> [To be done]: Wherever the string "Ωcm²" occurs in a line of these records, report that line.

> [Items from a figure collection]:
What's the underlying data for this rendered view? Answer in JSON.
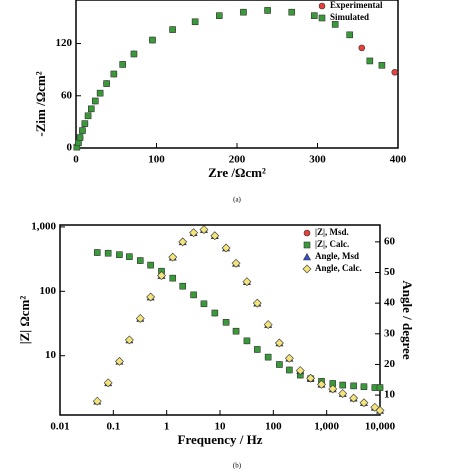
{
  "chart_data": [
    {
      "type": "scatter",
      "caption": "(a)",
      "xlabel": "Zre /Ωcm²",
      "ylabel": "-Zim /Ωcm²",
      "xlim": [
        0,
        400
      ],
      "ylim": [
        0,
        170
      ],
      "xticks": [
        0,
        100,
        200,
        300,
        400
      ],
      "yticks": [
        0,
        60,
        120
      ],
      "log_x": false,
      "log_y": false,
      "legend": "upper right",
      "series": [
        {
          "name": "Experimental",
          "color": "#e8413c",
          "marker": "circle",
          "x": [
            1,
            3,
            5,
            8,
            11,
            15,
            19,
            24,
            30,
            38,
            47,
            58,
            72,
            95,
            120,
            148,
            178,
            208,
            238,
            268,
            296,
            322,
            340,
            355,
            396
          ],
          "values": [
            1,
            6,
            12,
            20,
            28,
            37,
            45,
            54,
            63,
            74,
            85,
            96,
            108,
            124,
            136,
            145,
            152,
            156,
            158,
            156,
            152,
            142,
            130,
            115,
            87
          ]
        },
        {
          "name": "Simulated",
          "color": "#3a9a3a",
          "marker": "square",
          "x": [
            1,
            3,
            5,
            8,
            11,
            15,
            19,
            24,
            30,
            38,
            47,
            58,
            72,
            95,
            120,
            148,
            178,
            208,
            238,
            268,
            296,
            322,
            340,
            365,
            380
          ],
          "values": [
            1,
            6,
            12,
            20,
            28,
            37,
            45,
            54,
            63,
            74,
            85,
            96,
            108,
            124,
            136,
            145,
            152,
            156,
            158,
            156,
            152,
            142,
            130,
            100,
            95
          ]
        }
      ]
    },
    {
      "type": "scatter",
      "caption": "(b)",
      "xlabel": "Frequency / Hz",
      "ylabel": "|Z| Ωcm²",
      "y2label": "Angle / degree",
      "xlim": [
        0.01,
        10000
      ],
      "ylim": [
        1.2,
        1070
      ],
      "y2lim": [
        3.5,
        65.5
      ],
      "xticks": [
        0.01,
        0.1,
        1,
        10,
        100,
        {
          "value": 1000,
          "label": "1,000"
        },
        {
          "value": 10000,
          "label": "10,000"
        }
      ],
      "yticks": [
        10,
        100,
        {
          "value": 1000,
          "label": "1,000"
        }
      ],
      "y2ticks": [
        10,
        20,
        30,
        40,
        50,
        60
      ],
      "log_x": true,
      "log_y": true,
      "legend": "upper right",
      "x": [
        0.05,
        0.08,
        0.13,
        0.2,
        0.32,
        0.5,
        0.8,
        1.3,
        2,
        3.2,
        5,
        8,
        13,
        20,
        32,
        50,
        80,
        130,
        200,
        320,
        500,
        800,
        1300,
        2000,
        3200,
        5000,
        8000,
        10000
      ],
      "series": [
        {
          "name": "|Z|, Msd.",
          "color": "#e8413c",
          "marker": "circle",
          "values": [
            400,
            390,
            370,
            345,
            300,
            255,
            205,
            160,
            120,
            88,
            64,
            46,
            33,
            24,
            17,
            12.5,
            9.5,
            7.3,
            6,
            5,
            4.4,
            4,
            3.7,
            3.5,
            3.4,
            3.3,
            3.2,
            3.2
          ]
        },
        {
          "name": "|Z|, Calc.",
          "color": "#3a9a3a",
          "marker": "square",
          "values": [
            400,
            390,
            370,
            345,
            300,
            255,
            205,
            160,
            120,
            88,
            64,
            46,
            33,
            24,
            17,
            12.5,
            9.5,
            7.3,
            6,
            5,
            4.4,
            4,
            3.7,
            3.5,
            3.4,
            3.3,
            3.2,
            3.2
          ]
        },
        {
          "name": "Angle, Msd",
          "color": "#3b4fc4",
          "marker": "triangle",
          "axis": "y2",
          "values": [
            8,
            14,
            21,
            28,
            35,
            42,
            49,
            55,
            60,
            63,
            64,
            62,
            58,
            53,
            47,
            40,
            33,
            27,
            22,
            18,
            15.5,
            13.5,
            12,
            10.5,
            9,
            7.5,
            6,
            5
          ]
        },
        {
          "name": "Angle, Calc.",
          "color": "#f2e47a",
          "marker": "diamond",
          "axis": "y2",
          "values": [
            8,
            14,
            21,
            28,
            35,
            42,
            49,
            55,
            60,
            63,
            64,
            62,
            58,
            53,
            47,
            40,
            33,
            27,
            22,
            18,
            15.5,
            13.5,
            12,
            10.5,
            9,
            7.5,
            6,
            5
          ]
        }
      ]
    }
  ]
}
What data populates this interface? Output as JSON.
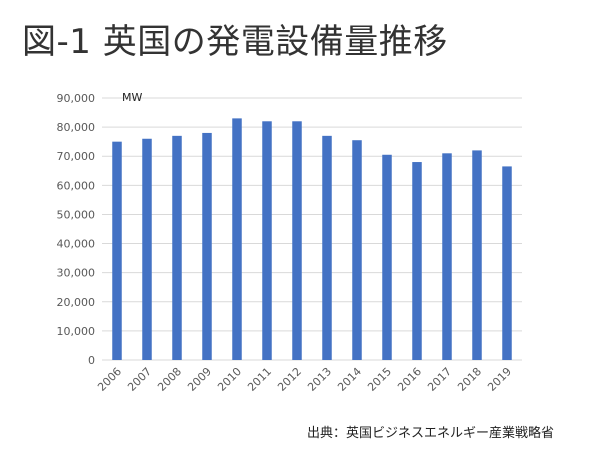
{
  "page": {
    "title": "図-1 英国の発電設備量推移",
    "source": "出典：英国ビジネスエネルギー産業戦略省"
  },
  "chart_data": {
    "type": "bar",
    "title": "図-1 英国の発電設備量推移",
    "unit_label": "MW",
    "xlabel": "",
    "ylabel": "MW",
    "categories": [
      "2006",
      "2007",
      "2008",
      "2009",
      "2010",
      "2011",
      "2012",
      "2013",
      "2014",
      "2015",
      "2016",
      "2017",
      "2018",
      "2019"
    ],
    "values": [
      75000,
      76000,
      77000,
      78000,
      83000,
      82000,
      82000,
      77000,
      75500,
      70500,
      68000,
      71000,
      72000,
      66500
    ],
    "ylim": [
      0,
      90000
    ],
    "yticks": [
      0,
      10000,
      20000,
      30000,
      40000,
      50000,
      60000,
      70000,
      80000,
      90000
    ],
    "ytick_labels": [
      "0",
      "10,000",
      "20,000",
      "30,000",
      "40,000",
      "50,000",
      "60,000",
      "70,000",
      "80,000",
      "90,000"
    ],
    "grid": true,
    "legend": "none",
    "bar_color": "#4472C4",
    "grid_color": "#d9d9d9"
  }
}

> [Correct response]:
      "xlabel": "Zre /Ωcm²",
      "ylabel": "-Zim /Ωcm²",
      "ylabel": "|Z| Ωcm²",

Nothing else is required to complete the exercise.